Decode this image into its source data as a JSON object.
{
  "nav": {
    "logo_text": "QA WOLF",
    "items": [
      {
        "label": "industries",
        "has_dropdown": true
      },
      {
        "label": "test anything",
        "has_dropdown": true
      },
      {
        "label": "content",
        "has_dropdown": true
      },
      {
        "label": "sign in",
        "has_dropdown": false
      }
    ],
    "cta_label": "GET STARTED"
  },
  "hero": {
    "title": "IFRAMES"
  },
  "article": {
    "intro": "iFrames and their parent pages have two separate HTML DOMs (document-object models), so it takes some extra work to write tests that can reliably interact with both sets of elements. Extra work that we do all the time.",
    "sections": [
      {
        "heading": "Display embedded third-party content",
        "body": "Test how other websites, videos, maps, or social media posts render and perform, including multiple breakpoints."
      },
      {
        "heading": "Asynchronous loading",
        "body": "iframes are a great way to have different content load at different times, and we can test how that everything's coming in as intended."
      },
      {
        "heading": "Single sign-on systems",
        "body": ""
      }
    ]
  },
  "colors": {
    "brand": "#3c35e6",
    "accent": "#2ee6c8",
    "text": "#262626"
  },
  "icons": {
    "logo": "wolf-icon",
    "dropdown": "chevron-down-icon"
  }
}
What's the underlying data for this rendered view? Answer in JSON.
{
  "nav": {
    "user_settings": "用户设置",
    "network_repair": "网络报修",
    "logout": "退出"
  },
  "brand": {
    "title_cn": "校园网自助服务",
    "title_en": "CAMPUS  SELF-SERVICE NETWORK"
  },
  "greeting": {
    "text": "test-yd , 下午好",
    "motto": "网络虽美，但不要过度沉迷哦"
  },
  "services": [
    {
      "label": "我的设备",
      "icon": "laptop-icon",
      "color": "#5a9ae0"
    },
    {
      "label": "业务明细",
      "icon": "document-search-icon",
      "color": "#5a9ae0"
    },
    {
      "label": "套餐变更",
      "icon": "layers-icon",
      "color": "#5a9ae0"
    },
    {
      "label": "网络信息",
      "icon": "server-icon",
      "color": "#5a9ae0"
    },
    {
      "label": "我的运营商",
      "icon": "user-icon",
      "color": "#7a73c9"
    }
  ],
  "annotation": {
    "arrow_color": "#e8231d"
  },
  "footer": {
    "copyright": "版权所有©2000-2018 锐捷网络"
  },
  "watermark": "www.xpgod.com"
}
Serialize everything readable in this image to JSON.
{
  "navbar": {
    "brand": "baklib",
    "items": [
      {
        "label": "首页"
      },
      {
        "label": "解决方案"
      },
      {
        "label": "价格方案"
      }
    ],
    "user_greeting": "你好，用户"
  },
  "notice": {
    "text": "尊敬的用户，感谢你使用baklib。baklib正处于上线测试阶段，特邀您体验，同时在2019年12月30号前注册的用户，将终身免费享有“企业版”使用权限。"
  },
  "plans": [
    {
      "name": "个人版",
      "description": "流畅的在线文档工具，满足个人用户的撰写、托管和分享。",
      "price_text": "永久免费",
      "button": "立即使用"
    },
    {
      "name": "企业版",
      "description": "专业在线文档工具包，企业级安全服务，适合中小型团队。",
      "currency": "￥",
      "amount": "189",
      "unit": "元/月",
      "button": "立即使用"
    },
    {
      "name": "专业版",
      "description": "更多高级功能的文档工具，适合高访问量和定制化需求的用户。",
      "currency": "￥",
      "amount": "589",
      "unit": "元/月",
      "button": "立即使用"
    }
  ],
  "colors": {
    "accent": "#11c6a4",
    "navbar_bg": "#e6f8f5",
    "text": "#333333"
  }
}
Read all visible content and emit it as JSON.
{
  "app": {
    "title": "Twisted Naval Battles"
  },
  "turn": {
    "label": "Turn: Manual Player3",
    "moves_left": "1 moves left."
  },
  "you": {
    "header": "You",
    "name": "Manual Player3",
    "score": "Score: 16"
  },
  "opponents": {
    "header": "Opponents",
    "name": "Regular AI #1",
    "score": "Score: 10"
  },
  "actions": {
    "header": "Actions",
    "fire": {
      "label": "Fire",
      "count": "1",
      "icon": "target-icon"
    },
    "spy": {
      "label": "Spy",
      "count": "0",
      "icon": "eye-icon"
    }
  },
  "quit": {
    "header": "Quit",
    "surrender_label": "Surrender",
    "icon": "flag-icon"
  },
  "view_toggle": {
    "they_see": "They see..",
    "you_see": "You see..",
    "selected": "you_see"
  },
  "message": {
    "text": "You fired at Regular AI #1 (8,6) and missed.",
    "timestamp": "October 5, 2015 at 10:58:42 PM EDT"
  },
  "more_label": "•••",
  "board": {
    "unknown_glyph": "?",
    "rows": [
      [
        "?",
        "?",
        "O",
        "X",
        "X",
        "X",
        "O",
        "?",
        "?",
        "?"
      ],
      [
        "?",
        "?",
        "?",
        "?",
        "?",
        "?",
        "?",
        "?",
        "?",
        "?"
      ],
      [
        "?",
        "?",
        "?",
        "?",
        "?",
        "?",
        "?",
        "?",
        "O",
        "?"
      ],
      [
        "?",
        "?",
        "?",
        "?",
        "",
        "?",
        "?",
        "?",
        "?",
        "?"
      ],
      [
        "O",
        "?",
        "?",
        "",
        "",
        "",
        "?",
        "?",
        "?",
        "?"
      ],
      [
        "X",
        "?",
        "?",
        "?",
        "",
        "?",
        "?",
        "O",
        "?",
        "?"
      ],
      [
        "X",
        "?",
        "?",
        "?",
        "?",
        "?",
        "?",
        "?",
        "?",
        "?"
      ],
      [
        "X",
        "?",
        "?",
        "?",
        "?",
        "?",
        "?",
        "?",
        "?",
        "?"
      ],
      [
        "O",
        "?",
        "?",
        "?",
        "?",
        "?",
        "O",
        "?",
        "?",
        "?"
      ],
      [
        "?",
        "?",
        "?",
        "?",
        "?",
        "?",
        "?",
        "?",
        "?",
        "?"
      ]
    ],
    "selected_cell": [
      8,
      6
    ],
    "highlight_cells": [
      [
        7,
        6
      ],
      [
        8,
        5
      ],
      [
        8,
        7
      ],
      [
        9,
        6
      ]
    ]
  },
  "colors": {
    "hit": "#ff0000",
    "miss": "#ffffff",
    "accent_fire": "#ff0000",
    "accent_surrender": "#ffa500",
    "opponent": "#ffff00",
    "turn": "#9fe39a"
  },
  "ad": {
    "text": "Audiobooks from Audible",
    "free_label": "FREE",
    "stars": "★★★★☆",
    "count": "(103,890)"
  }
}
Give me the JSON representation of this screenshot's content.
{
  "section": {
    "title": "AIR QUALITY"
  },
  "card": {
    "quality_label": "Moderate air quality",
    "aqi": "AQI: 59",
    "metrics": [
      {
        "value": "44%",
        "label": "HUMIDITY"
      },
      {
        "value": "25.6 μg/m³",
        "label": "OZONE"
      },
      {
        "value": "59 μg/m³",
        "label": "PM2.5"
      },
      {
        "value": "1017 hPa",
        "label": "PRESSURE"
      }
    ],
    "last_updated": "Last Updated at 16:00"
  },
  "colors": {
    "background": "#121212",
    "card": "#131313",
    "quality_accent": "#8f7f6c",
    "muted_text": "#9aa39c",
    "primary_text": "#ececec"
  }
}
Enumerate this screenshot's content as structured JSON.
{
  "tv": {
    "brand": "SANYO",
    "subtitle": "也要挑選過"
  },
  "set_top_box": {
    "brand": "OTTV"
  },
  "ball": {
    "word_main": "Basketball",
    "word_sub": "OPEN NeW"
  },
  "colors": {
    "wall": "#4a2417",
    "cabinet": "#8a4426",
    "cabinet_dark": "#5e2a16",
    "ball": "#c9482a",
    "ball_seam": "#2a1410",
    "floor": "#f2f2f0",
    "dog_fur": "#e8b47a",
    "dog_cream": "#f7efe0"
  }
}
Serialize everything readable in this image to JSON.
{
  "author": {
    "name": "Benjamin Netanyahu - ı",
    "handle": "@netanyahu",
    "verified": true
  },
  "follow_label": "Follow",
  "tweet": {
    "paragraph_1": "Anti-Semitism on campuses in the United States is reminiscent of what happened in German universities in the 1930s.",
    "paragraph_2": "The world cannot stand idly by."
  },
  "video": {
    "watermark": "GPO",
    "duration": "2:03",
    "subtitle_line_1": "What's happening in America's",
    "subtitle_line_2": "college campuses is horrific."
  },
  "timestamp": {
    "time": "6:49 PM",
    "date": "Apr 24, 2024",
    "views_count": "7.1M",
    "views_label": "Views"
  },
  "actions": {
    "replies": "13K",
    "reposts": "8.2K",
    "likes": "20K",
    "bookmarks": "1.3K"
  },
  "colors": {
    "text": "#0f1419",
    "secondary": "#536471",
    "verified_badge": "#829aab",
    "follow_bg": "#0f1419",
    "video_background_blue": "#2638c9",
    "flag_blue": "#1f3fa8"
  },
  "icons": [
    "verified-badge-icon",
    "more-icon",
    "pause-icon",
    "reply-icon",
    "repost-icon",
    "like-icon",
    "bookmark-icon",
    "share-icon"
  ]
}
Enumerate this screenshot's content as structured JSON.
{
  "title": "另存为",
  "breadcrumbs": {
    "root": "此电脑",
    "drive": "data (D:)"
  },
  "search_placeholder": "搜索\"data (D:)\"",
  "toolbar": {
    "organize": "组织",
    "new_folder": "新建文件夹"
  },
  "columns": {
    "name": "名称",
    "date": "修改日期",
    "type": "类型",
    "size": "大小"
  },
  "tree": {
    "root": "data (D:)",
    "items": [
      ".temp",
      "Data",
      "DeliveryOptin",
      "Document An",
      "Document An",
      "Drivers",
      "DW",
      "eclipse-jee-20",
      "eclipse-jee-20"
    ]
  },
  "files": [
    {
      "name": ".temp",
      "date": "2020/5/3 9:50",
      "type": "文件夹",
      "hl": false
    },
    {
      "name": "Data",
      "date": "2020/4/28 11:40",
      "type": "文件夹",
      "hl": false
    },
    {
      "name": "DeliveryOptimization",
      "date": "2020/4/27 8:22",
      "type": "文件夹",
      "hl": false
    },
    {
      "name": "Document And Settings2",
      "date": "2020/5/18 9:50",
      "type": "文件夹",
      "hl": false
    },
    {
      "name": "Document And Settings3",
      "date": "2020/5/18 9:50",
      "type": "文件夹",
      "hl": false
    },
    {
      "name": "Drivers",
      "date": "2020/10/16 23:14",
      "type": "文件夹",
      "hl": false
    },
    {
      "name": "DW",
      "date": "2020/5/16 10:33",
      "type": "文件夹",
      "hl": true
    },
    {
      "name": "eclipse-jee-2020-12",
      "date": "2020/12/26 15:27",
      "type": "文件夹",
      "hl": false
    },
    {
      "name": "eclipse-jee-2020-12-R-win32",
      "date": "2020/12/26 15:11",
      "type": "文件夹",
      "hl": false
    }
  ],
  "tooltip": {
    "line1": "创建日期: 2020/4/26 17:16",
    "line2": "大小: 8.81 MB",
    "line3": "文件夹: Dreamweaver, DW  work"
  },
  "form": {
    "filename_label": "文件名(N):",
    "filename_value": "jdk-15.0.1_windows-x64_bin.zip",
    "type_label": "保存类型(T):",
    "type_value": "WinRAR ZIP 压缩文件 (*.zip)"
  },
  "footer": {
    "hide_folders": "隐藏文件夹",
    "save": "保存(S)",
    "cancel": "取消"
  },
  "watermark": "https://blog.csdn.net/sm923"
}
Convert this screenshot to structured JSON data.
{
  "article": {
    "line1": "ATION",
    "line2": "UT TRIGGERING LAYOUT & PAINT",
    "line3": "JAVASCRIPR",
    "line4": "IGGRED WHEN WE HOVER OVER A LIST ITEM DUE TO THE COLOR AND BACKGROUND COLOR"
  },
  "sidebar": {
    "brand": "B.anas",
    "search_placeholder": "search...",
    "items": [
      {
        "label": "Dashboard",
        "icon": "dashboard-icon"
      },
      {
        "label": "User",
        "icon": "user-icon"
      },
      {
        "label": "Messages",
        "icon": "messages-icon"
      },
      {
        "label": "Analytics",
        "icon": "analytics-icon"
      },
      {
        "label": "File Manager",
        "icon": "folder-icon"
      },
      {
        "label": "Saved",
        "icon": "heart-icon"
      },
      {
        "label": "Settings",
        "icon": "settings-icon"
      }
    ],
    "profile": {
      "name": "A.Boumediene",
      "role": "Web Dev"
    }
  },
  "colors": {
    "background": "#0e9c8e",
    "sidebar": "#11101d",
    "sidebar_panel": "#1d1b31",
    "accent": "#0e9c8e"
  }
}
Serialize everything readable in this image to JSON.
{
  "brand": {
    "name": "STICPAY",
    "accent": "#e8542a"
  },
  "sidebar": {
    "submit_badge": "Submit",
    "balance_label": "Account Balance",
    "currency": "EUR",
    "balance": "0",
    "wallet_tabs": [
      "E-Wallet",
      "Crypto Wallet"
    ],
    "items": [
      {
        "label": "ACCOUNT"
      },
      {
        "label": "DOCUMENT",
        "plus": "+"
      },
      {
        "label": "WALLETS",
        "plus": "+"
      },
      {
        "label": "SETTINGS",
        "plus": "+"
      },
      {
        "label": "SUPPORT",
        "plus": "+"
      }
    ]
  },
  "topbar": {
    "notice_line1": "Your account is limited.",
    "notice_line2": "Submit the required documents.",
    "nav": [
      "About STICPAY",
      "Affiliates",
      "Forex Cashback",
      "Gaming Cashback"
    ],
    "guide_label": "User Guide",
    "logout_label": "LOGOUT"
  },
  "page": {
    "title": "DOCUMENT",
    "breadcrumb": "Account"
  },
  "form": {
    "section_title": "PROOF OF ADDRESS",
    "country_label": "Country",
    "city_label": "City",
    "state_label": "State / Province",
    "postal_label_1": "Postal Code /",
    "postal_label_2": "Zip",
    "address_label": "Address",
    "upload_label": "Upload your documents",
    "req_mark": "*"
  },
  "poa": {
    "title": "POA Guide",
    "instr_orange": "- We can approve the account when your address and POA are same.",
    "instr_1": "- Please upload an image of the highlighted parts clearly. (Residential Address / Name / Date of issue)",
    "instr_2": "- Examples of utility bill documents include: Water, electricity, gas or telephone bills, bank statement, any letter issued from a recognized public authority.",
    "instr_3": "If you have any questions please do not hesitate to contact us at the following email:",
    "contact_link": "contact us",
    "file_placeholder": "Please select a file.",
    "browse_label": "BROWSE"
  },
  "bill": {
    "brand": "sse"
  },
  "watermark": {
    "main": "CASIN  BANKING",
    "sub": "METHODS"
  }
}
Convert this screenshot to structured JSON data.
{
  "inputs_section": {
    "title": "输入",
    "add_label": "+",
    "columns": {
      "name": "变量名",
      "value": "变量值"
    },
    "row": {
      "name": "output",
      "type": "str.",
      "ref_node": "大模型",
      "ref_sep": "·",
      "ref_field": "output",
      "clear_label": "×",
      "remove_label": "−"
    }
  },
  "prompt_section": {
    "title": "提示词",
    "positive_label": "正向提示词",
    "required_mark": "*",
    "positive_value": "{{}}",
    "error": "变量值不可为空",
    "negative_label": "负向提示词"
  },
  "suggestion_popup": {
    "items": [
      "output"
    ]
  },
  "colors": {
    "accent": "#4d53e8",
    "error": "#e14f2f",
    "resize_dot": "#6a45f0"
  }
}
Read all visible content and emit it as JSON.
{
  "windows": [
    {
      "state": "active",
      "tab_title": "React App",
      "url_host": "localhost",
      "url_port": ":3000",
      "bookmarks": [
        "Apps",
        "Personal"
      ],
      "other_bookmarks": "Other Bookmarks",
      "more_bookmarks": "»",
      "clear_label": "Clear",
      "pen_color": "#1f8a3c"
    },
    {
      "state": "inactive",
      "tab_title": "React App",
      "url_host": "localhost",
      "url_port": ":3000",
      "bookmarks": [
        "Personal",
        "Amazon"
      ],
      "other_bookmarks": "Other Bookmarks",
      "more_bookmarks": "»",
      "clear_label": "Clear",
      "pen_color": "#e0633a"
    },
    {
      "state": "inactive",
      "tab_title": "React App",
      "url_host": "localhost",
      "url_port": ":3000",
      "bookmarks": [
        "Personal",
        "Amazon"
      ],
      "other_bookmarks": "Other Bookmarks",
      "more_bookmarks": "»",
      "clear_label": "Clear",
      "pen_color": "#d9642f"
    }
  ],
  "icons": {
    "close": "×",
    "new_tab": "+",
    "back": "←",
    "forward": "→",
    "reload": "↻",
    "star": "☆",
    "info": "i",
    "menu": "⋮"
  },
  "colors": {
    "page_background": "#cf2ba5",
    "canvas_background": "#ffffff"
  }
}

Exercise prompt: Locate the lines above that hold the word "eclipse". Show every one of them.

Complete response:
      "eclipse-jee-20",
      "eclipse-jee-20"
      "name": "eclipse-jee-2020-12",
      "name": "eclipse-jee-2020-12-R-win32",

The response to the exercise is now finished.